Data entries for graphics
--- Start ---
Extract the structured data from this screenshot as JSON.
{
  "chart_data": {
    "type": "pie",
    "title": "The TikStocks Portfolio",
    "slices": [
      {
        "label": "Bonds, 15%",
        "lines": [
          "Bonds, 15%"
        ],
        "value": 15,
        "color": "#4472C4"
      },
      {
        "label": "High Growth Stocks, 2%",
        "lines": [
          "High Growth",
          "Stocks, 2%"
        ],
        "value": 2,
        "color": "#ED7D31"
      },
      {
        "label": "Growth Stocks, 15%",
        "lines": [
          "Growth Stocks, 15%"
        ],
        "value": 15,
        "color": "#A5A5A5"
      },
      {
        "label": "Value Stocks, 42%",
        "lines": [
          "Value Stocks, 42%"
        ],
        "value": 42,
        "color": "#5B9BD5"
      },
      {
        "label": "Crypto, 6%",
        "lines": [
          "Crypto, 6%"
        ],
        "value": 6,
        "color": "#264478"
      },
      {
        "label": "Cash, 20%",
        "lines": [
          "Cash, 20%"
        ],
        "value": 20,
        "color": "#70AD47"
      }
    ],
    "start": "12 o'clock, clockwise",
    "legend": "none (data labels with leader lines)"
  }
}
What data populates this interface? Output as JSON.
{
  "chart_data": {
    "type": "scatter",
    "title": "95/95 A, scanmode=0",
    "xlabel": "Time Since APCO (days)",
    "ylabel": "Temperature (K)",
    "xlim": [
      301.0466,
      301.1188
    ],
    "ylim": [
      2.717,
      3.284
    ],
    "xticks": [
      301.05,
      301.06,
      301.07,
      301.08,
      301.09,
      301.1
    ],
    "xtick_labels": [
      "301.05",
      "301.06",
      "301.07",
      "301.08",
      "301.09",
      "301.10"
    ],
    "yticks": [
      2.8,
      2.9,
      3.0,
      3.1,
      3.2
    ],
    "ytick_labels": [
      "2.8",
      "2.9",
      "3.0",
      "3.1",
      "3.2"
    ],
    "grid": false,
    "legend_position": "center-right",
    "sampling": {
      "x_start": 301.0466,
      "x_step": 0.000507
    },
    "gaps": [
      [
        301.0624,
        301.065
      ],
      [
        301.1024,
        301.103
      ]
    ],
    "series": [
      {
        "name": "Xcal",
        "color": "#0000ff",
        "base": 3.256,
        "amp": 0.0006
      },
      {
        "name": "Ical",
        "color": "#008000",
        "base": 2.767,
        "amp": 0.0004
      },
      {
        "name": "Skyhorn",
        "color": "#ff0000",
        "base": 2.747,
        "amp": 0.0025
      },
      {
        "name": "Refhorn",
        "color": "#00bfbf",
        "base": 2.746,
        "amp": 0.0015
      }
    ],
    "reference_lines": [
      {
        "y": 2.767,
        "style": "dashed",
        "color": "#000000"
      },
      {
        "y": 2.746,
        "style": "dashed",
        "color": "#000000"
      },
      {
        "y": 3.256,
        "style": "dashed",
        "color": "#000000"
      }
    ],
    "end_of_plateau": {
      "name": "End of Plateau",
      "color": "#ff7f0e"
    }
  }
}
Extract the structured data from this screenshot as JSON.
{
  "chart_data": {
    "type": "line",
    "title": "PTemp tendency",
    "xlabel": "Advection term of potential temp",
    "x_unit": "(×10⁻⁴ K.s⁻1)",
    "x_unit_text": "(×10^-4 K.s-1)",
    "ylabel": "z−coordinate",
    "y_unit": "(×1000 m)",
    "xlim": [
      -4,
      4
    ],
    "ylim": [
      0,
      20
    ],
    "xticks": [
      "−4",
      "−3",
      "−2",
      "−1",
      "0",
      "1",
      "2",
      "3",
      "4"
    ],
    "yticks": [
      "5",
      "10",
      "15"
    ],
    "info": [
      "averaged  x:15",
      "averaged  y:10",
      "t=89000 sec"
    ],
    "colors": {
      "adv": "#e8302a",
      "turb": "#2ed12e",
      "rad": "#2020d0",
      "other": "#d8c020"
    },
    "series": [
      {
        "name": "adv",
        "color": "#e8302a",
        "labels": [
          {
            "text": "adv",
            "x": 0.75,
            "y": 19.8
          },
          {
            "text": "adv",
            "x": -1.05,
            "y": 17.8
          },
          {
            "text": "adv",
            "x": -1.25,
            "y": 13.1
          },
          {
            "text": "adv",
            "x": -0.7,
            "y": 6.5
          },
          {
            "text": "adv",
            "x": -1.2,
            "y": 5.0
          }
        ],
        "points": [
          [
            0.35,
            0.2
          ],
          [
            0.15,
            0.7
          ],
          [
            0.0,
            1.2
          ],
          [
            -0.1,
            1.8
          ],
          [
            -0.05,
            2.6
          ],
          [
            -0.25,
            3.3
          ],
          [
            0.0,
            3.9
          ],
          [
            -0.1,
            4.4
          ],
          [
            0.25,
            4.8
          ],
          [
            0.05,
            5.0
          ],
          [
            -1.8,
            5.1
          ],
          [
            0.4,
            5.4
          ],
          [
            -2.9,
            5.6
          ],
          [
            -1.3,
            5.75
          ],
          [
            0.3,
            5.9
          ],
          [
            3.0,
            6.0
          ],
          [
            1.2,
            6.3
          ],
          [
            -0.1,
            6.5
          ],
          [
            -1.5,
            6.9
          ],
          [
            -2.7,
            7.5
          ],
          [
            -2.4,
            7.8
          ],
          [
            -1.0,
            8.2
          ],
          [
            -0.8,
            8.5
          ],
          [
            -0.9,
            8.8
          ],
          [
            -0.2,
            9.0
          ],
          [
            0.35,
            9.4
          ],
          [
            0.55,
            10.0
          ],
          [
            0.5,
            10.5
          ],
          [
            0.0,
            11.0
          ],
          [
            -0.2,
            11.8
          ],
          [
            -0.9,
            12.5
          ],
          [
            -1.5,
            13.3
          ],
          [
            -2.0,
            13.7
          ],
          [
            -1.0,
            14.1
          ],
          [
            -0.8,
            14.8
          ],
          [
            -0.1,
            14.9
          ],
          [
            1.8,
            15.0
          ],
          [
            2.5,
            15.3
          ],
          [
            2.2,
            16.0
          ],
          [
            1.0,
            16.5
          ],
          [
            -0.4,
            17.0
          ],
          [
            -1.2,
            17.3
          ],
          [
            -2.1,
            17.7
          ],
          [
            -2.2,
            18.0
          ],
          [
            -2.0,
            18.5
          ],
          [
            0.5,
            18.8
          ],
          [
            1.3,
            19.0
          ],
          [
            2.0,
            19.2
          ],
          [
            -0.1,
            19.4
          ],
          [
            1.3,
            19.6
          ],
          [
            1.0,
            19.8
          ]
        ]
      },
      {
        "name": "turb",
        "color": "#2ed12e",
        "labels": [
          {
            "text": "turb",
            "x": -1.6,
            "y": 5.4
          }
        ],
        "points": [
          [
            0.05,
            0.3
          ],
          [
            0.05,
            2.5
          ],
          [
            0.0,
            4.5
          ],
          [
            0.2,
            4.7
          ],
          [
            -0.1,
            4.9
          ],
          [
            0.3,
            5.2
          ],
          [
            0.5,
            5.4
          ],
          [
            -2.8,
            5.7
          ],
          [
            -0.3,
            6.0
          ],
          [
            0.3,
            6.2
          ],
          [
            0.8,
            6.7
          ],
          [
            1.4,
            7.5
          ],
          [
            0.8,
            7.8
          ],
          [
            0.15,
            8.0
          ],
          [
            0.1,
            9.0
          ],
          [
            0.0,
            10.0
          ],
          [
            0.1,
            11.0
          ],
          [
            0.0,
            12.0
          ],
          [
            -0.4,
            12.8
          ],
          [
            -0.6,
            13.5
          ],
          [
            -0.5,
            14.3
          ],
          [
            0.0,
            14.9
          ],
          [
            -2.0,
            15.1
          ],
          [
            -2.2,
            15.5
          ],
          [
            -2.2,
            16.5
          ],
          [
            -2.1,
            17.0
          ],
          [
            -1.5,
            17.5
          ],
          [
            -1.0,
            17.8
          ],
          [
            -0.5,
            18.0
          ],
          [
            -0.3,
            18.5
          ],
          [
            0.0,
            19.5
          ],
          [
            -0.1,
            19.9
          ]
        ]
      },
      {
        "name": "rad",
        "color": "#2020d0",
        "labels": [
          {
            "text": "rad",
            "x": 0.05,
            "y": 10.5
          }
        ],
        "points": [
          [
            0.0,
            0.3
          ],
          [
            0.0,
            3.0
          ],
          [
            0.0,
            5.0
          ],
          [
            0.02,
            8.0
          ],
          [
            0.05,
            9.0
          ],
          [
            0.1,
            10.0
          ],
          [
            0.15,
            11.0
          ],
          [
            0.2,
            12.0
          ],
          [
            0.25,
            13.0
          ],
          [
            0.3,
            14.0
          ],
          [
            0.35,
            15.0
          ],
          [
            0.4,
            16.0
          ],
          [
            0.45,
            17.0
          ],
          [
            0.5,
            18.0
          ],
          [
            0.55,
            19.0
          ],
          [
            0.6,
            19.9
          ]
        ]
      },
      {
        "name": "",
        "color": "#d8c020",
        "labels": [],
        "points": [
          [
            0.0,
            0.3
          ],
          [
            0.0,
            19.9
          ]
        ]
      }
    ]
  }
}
--- End ---
* **Task to carry out**: State the number of lines in the records that contain the string "name", and nothing more.

* **Result for this task**: 9